In your copy, include every line of the listing below exactly but none of the pictures.

DATA FOR THIS TASK »
####

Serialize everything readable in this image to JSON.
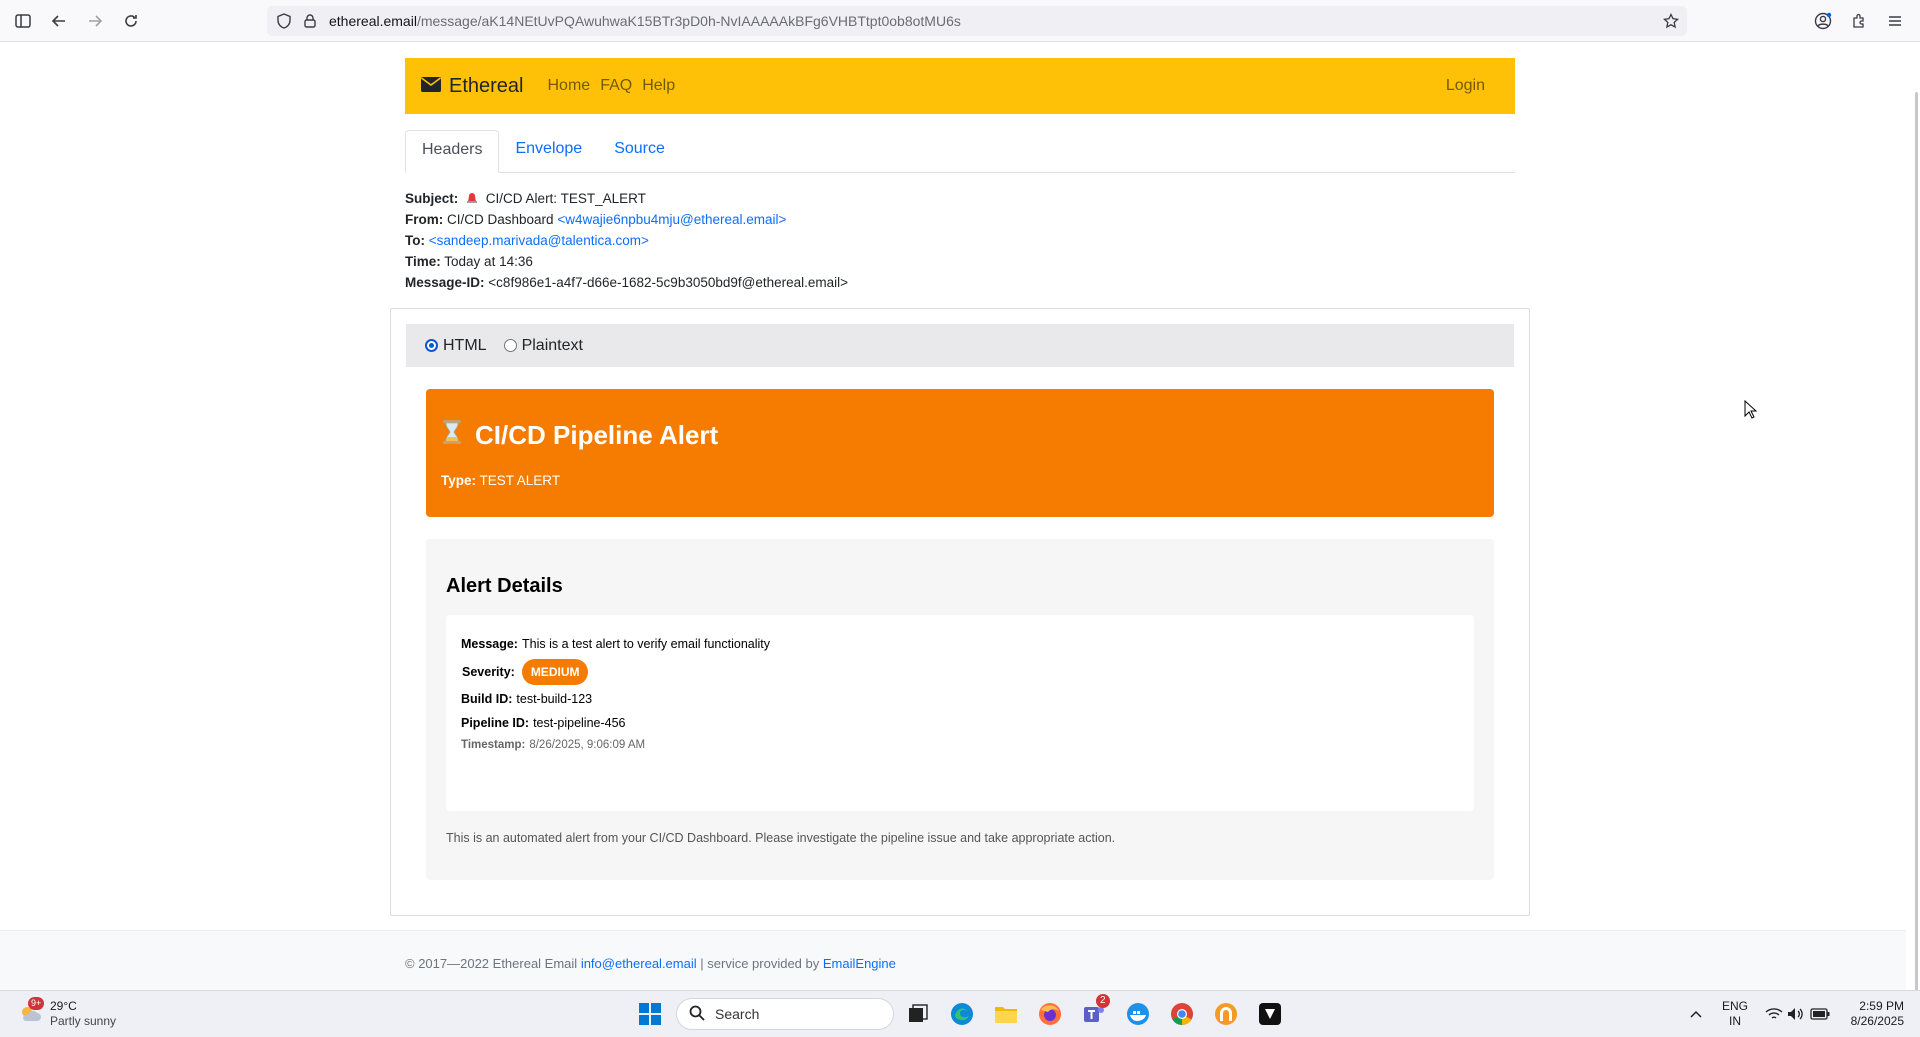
{
  "browser": {
    "url_host": "ethereal.email",
    "url_path": "/message/aK14NEtUvPQAwuhwaK15BTr3pD0h-NvIAAAAAkBFg6VHBTtpt0ob8otMU6s"
  },
  "navbar": {
    "brand": "Ethereal",
    "links": [
      "Home",
      "FAQ",
      "Help"
    ],
    "login": "Login",
    "color": "#ffc107"
  },
  "tabs": [
    {
      "label": "Headers",
      "active": true
    },
    {
      "label": "Envelope",
      "active": false
    },
    {
      "label": "Source",
      "active": false
    }
  ],
  "headers": {
    "subject_label": "Subject:",
    "subject_value": "CI/CD Alert: TEST_ALERT",
    "from_label": "From:",
    "from_name": "CI/CD Dashboard",
    "from_email": "<w4wajie6npbu4mju@ethereal.email>",
    "to_label": "To:",
    "to_email": "<sandeep.marivada@talentica.com>",
    "time_label": "Time:",
    "time_value": "Today at 14:36",
    "msgid_label": "Message-ID:",
    "msgid_value": "<c8f986e1-a4f7-d66e-1682-5c9b3050bd9f@ethereal.email>"
  },
  "format": {
    "html_label": "HTML",
    "plaintext_label": "Plaintext",
    "selected": "HTML"
  },
  "alert": {
    "title": "CI/CD Pipeline Alert",
    "type_label": "Type:",
    "type_value": "TEST ALERT",
    "color": "#f57c00"
  },
  "details": {
    "title": "Alert Details",
    "message_label": "Message:",
    "message_value": "This is a test alert to verify email functionality",
    "severity_label": "Severity:",
    "severity_value": "MEDIUM",
    "build_label": "Build ID:",
    "build_value": "test-build-123",
    "pipeline_label": "Pipeline ID:",
    "pipeline_value": "test-pipeline-456",
    "timestamp_label": "Timestamp:",
    "timestamp_value": "8/26/2025, 9:06:09 AM",
    "footer_note": "This is an automated alert from your CI/CD Dashboard. Please investigate the pipeline issue and take appropriate action."
  },
  "footer": {
    "copyright": "© 2017—2022 Ethereal Email",
    "email_link": "info@ethereal.email",
    "separator": "| service provided by",
    "provider_link": "EmailEngine"
  },
  "taskbar": {
    "weather_badge": "9+",
    "temperature": "29°C",
    "condition": "Partly sunny",
    "search_placeholder": "Search",
    "teams_badge": "2",
    "lang_line1": "ENG",
    "lang_line2": "IN",
    "time": "2:59 PM",
    "date": "8/26/2025"
  }
}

####

TASK OUTPUT »
Serialize everything readable in this image to JSON.
{
  "browser": {
    "url_host": "ethereal.email",
    "url_path": "/message/aK14NEtUvPQAwuhwaK15BTr3pD0h-NvIAAAAAkBFg6VHBTtpt0ob8otMU6s"
  },
  "navbar": {
    "brand": "Ethereal",
    "links": [
      "Home",
      "FAQ",
      "Help"
    ],
    "login": "Login",
    "color": "#ffc107"
  },
  "tabs": [
    {
      "label": "Headers",
      "active": true
    },
    {
      "label": "Envelope",
      "active": false
    },
    {
      "label": "Source",
      "active": false
    }
  ],
  "headers": {
    "subject_label": "Subject:",
    "subject_value": "CI/CD Alert: TEST_ALERT",
    "from_label": "From:",
    "from_name": "CI/CD Dashboard",
    "from_email": "<w4wajie6npbu4mju@ethereal.email>",
    "to_label": "To:",
    "to_email": "<sandeep.marivada@talentica.com>",
    "time_label": "Time:",
    "time_value": "Today at 14:36",
    "msgid_label": "Message-ID:",
    "msgid_value": "<c8f986e1-a4f7-d66e-1682-5c9b3050bd9f@ethereal.email>"
  },
  "format": {
    "html_label": "HTML",
    "plaintext_label": "Plaintext",
    "selected": "HTML"
  },
  "alert": {
    "title": "CI/CD Pipeline Alert",
    "type_label": "Type:",
    "type_value": "TEST ALERT",
    "color": "#f57c00"
  },
  "details": {
    "title": "Alert Details",
    "message_label": "Message:",
    "message_value": "This is a test alert to verify email functionality",
    "severity_label": "Severity:",
    "severity_value": "MEDIUM",
    "build_label": "Build ID:",
    "build_value": "test-build-123",
    "pipeline_label": "Pipeline ID:",
    "pipeline_value": "test-pipeline-456",
    "timestamp_label": "Timestamp:",
    "timestamp_value": "8/26/2025, 9:06:09 AM",
    "footer_note": "This is an automated alert from your CI/CD Dashboard. Please investigate the pipeline issue and take appropriate action."
  },
  "footer": {
    "copyright": "© 2017—2022 Ethereal Email",
    "email_link": "info@ethereal.email",
    "separator": "| service provided by",
    "provider_link": "EmailEngine"
  },
  "taskbar": {
    "weather_badge": "9+",
    "temperature": "29°C",
    "condition": "Partly sunny",
    "search_placeholder": "Search",
    "teams_badge": "2",
    "lang_line1": "ENG",
    "lang_line2": "IN",
    "time": "2:59 PM",
    "date": "8/26/2025"
  }
}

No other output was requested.